═════ Given entries

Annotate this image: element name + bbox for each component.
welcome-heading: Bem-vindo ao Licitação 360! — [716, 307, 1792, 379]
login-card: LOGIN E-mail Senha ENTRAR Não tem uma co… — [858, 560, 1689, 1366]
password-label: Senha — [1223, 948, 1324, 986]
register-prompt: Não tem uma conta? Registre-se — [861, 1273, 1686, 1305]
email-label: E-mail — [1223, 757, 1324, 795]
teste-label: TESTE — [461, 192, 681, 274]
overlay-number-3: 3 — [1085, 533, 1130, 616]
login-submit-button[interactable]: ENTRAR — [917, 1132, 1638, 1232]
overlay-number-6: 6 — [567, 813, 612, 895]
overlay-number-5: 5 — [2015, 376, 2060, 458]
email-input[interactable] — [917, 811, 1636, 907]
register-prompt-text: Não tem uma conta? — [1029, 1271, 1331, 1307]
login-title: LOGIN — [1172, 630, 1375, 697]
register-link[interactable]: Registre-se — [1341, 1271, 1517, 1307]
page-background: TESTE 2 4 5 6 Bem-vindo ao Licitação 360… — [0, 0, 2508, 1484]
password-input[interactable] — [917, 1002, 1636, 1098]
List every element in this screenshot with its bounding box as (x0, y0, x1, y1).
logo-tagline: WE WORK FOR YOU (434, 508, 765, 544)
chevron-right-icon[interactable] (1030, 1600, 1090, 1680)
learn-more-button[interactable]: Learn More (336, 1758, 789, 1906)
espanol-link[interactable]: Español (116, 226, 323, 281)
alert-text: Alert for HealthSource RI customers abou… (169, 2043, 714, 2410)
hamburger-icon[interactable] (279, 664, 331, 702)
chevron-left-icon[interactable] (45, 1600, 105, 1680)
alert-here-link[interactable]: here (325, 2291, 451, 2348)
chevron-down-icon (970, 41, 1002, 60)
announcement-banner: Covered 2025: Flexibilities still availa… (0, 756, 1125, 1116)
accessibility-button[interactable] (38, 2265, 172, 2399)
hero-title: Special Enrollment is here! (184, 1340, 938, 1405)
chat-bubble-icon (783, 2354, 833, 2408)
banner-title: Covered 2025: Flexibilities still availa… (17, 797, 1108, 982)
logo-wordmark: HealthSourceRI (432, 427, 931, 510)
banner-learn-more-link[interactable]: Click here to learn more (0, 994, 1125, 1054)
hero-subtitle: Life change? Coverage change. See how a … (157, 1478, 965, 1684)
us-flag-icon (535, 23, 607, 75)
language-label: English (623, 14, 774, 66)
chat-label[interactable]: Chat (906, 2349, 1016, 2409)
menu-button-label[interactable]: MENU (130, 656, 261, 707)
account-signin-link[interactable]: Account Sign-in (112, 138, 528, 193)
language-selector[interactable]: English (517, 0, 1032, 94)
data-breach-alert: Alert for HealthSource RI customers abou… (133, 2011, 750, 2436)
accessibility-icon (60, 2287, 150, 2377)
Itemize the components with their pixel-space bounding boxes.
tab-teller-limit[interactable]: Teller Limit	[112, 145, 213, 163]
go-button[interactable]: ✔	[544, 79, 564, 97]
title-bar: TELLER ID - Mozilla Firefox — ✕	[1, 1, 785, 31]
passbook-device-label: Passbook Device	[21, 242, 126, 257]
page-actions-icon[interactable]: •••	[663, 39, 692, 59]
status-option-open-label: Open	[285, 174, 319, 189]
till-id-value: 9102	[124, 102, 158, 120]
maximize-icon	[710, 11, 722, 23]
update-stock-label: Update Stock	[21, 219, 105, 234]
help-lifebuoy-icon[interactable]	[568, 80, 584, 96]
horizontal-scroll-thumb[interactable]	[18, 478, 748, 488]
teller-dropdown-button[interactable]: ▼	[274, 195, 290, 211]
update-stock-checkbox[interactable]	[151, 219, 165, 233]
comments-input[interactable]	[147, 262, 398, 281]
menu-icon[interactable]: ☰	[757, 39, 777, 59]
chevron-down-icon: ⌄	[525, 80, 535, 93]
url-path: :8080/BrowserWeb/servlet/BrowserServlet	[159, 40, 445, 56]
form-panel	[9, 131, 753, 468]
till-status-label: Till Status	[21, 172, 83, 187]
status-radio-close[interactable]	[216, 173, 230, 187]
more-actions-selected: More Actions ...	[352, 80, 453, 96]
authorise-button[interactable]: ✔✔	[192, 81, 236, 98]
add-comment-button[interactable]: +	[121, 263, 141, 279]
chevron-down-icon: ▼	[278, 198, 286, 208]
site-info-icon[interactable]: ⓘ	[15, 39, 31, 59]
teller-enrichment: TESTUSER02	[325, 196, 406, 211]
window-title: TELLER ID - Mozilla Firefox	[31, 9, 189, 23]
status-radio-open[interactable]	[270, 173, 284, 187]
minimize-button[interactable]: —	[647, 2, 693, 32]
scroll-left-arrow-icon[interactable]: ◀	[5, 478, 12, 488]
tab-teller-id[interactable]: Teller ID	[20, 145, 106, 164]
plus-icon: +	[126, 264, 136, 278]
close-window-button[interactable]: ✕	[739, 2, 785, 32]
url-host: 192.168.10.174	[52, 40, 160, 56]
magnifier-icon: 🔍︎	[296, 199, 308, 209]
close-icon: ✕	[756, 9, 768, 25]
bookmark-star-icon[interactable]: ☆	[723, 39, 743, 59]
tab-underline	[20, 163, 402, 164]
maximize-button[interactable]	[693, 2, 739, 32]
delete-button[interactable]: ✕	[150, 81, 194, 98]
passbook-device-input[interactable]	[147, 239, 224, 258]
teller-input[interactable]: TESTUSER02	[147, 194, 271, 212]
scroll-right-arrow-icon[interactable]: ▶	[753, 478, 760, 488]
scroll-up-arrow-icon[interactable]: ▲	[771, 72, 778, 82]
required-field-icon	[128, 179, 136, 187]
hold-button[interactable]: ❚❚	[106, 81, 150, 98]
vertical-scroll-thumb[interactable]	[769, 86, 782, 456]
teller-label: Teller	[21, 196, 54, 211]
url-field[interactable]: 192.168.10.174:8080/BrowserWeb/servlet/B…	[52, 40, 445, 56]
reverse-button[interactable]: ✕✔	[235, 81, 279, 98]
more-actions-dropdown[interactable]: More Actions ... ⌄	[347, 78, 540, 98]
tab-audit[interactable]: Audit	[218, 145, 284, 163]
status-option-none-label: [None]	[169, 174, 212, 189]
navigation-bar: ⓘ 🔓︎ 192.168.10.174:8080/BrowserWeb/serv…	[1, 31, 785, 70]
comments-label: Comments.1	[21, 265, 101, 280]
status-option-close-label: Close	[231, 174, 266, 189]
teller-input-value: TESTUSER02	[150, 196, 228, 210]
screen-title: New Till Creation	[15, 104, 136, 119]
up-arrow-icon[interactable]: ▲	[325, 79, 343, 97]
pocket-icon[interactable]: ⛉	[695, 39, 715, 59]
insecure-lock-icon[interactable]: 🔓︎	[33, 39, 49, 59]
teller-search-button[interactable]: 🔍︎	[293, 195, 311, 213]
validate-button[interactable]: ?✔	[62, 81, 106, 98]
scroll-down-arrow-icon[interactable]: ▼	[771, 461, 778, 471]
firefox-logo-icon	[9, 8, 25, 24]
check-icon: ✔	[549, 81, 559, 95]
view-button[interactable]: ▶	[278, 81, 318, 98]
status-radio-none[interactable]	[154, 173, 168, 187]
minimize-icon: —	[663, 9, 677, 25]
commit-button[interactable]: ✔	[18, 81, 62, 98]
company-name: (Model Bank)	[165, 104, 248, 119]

══════════

== Prompt ==
Please copy the records word for word, from their first line through the line with "banner-learn-more-link[interactable]: Click here".

== Solution for this exercise ==
Annotate this image: element name + bbox for each component.
welcome-heading: Bem-vindo ao Licitação 360! — [716, 307, 1792, 379]
login-card: LOGIN E-mail Senha ENTRAR Não tem uma co… — [858, 560, 1689, 1366]
password-label: Senha — [1223, 948, 1324, 986]
register-prompt: Não tem uma conta? Registre-se — [861, 1273, 1686, 1305]
email-label: E-mail — [1223, 757, 1324, 795]
teste-label: TESTE — [461, 192, 681, 274]
overlay-number-3: 3 — [1085, 533, 1130, 616]
login-submit-button[interactable]: ENTRAR — [917, 1132, 1638, 1232]
overlay-number-6: 6 — [567, 813, 612, 895]
overlay-number-5: 5 — [2015, 376, 2060, 458]
email-input[interactable] — [917, 811, 1636, 907]
register-prompt-text: Não tem uma conta? — [1029, 1271, 1331, 1307]
login-title: LOGIN — [1172, 630, 1375, 697]
register-link[interactable]: Registre-se — [1341, 1271, 1517, 1307]
page-background: TESTE 2 4 5 6 Bem-vindo ao Licitação 360… — [0, 0, 2508, 1484]
password-input[interactable] — [917, 1002, 1636, 1098]
List every element in this screenshot with its bounding box as (x0, y0, x1, y1).
logo-tagline: WE WORK FOR YOU (434, 508, 765, 544)
chevron-right-icon[interactable] (1030, 1600, 1090, 1680)
learn-more-button[interactable]: Learn More (336, 1758, 789, 1906)
espanol-link[interactable]: Español (116, 226, 323, 281)
alert-text: Alert for HealthSource RI customers abou… (169, 2043, 714, 2410)
hamburger-icon[interactable] (279, 664, 331, 702)
chevron-left-icon[interactable] (45, 1600, 105, 1680)
alert-here-link[interactable]: here (325, 2291, 451, 2348)
chevron-down-icon (970, 41, 1002, 60)
announcement-banner: Covered 2025: Flexibilities still availa… (0, 756, 1125, 1116)
accessibility-button[interactable] (38, 2265, 172, 2399)
hero-title: Special Enrollment is here! (184, 1340, 938, 1405)
chat-bubble-icon (783, 2354, 833, 2408)
banner-title: Covered 2025: Flexibilities still availa… (17, 797, 1108, 982)
logo-wordmark: HealthSourceRI (432, 427, 931, 510)
banner-learn-more-link[interactable]: Click here to learn more (0, 994, 1125, 1054)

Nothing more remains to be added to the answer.